Task to carry out >> The listing below should be written out exactly; please include all of it.

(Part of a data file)

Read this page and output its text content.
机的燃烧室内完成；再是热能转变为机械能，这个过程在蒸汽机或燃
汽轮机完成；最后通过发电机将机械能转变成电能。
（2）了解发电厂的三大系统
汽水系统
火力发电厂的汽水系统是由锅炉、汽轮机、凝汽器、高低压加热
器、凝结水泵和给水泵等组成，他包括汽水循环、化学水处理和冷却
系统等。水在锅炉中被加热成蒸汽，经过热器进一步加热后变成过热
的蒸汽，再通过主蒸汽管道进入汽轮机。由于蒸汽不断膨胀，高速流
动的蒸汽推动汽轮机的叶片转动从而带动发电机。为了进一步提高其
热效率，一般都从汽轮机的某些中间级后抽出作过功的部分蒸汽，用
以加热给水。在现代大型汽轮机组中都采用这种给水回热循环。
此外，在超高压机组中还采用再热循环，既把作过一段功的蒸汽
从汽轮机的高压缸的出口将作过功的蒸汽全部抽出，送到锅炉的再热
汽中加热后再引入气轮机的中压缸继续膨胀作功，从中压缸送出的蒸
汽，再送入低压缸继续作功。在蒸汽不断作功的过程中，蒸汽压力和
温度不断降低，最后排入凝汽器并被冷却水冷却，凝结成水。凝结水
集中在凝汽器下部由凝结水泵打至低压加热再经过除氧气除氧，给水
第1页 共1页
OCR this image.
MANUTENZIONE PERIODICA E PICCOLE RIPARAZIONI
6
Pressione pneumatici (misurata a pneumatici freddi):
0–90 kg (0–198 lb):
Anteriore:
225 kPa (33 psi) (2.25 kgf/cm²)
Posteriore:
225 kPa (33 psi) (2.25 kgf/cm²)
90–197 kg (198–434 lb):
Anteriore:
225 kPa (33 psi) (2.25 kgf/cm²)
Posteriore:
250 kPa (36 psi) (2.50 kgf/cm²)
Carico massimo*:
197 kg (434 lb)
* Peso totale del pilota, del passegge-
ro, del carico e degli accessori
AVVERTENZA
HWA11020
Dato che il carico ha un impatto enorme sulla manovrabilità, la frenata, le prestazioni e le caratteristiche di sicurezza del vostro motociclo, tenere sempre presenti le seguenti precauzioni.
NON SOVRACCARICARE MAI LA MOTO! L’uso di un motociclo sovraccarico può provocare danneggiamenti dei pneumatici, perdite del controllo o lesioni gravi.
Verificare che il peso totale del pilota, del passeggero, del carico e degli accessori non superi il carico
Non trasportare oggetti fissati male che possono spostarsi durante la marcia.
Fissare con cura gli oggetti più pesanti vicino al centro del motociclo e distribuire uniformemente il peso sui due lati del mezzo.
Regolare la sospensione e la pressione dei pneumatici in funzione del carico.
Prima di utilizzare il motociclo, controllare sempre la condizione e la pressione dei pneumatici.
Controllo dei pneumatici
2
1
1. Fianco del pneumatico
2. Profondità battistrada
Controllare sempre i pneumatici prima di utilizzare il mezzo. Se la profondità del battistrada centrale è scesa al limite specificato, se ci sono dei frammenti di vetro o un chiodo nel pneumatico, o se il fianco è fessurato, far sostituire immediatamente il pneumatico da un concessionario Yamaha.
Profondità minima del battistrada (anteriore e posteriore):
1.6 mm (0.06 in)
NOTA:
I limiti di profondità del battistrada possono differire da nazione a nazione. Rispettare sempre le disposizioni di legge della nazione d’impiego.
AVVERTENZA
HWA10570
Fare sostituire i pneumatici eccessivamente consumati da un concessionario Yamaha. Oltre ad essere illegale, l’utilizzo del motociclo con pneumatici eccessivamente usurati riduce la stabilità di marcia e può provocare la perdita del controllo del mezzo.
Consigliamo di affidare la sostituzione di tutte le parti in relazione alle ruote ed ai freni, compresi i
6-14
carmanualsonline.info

Result of this task >>
Read this page and output its text content.
机的燃烧室内完成；再是热能转变为机械能，这个过程在蒸汽机或燃
汽轮机完成；最后通过发电机将机械能转变成电能。
（2）了解发电厂的三大系统
汽水系统
火力发电厂的汽水系统是由锅炉、汽轮机、凝汽器、高低压加热
器、凝结水泵和给水泵等组成，他包括汽水循环、化学水处理和冷却
系统等。水在锅炉中被加热成蒸汽，经过热器进一步加热后变成过热
的蒸汽，再通过主蒸汽管道进入汽轮机。由于蒸汽不断膨胀，高速流
动的蒸汽推动汽轮机的叶片转动从而带动发电机。为了进一步提高其
热效率，一般都从汽轮机的某些中间级后抽出作过功的部分蒸汽，用
以加热给水。在现代大型汽轮机组中都采用这种给水回热循环。
此外，在超高压机组中还采用再热循环，既把作过一段功的蒸汽
从汽轮机的高压缸的出口将作过功的蒸汽全部抽出，送到锅炉的再热
汽中加热后再引入气轮机的中压缸继续膨胀作功，从中压缸送出的蒸
汽，再送入低压缸继续作功。在蒸汽不断作功的过程中，蒸汽压力和
温度不断降低，最后排入凝汽器并被冷却水冷却，凝结成水。凝结水
集中在凝汽器下部由凝结水泵打至低压加热再经过除氧气除氧，给水
第1页 共1页
OCR this image.
MANUTENZIONE PERIODICA E PICCOLE RIPARAZIONI
6
Pressione pneumatici (misurata a pneumatici freddi):
0–90 kg (0–198 lb):
Anteriore:
225 kPa (33 psi) (2.25 kgf/cm²)
Posteriore:
225 kPa (33 psi) (2.25 kgf/cm²)
90–197 kg (198–434 lb):
Anteriore:
225 kPa (33 psi) (2.25 kgf/cm²)
Posteriore:
250 kPa (36 psi) (2.50 kgf/cm²)
Carico massimo*:
197 kg (434 lb)
* Peso totale del pilota, del passegge-
ro, del carico e degli accessori
AVVERTENZA
HWA11020
Dato che il carico ha un impatto enorme sulla manovrabilità, la frenata, le prestazioni e le caratteristiche di sicurezza del vostro motociclo, tenere sempre presenti le seguenti precauzioni.
NON SOVRACCARICARE MAI LA MOTO! L’uso di un motociclo sovraccarico può provocare danneggiamenti dei pneumatici, perdite del controllo o lesioni gravi.
Verificare che il peso totale del pilota, del passeggero, del carico e degli accessori non superi il carico
Non trasportare oggetti fissati male che possono spostarsi durante la marcia.
Fissare con cura gli oggetti più pesanti vicino al centro del motociclo e distribuire uniformemente il peso sui due lati del mezzo.
Regolare la sospensione e la pressione dei pneumatici in funzione del carico.
Prima di utilizzare il motociclo, controllare sempre la condizione e la pressione dei pneumatici.
Controllo dei pneumatici
2
1
1. Fianco del pneumatico
2. Profondità battistrada
Controllare sempre i pneumatici prima di utilizzare il mezzo. Se la profondità del battistrada centrale è scesa al limite specificato, se ci sono dei frammenti di vetro o un chiodo nel pneumatico, o se il fianco è fessurato, far sostituire immediatamente il pneumatico da un concessionario Yamaha.
Profondità minima del battistrada (anteriore e posteriore):
1.6 mm (0.06 in)
NOTA:
I limiti di profondità del battistrada possono differire da nazione a nazione. Rispettare sempre le disposizioni di legge della nazione d’impiego.
AVVERTENZA
HWA10570
Fare sostituire i pneumatici eccessivamente consumati da un concessionario Yamaha. Oltre ad essere illegale, l’utilizzo del motociclo con pneumatici eccessivamente usurati riduce la stabilità di marcia e può provocare la perdita del controllo del mezzo.
Consigliamo di affidare la sostituzione di tutte le parti in relazione alle ruote ed ai freni, compresi i
6-14
carmanualsonline.info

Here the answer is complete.